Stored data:
▼

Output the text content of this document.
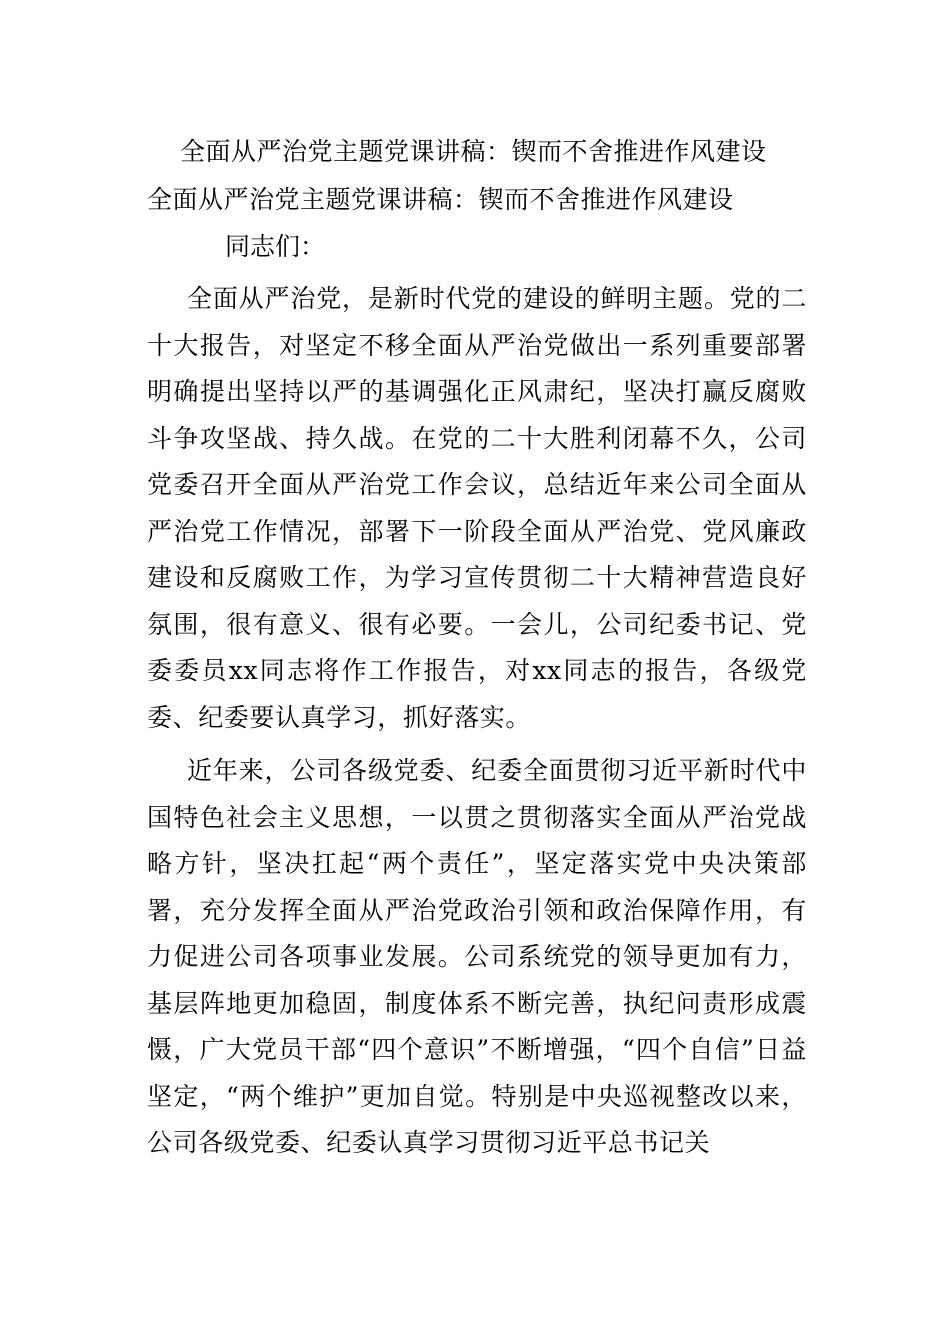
全面从严治党主题党课讲稿：锲而不舍推进作风建设
全面从严治党主题党课讲稿：锲而不舍推进作风建设
同志们：

全面从严治党，是新时代党的建设的鲜明主题。党的二十大报告，对坚定不移全面从严治党做出一系列重要部署明确提出坚持以严的基调强化正风肃纪，坚决打赢反腐败斗争攻坚战、持久战。在党的二十大胜利闭幕不久，公司党委召开全面从严治党工作会议，总结近年来公司全面从严治党工作情况，部署下一阶段全面从严治党、党风廉政建设和反腐败工作，为学习宣传贯彻二十大精神营造良好氛围，很有意义、很有必要。一会儿，公司纪委书记、党委委员xx同志将作工作报告，对xx同志的报告，各级党委、纪委要认真学习，抓好落实。

近年来，公司各级党委、纪委全面贯彻习近平新时代中国特色社会主义思想，一以贯之贯彻落实全面从严治党战略方针，坚决扛起“两个责任”，坚定落实党中央决策部署，充分发挥全面从严治党政治引领和政治保障作用，有力促进公司各项事业发展。公司系统党的领导更加有力，基层阵地更加稳固，制度体系不断完善，执纪问责形成震慑，广大党员干部“四个意识”不断增强，“四个自信”日益坚定，“两个维护”更加自觉。特别是中央巡视整改以来，公司各级党委、纪委认真学习贯彻习近平总书记关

▲

- WORK TO DO: Send back the data above word for word, with the pictures left out.

- RESPONSE TO THE EXERCISE:
Output the text content of this document.
全面从严治党主题党课讲稿：锲而不舍推进作风建设
全面从严治党主题党课讲稿：锲而不舍推进作风建设
同志们：

全面从严治党，是新时代党的建设的鲜明主题。党的二十大报告，对坚定不移全面从严治党做出一系列重要部署明确提出坚持以严的基调强化正风肃纪，坚决打赢反腐败斗争攻坚战、持久战。在党的二十大胜利闭幕不久，公司党委召开全面从严治党工作会议，总结近年来公司全面从严治党工作情况，部署下一阶段全面从严治党、党风廉政建设和反腐败工作，为学习宣传贯彻二十大精神营造良好氛围，很有意义、很有必要。一会儿，公司纪委书记、党委委员xx同志将作工作报告，对xx同志的报告，各级党委、纪委要认真学习，抓好落实。

近年来，公司各级党委、纪委全面贯彻习近平新时代中国特色社会主义思想，一以贯之贯彻落实全面从严治党战略方针，坚决扛起“两个责任”，坚定落实党中央决策部署，充分发挥全面从严治党政治引领和政治保障作用，有力促进公司各项事业发展。公司系统党的领导更加有力，基层阵地更加稳固，制度体系不断完善，执纪问责形成震慑，广大党员干部“四个意识”不断增强，“四个自信”日益坚定，“两个维护”更加自觉。特别是中央巡视整改以来，公司各级党委、纪委认真学习贯彻习近平总书记关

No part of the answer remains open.